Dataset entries

━━━

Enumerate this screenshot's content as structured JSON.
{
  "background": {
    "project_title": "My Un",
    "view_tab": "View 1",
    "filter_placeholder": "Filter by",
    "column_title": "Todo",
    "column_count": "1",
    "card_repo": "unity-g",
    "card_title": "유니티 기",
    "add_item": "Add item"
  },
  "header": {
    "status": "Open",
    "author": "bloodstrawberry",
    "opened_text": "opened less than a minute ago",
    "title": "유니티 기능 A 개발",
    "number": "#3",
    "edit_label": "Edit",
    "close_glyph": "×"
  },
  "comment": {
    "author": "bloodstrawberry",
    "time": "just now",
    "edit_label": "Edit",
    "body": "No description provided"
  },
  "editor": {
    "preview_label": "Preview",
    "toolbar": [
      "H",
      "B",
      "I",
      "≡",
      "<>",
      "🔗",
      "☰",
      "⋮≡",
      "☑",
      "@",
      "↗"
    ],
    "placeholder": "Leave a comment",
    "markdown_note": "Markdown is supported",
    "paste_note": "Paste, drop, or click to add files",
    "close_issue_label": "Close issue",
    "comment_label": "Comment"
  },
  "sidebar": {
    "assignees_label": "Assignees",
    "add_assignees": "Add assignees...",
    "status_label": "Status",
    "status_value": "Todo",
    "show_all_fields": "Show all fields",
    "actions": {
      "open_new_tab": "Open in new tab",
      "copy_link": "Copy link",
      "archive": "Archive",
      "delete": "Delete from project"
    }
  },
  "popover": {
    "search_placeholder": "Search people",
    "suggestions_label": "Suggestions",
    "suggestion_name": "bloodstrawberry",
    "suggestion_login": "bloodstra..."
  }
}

━━━

STATED EXERCISE — Using the records above, select and copy every line that has the word "Todo".

RESPONSE TO THE EXERCISE —
    "column_title": "Todo",
    "status_value": "Todo",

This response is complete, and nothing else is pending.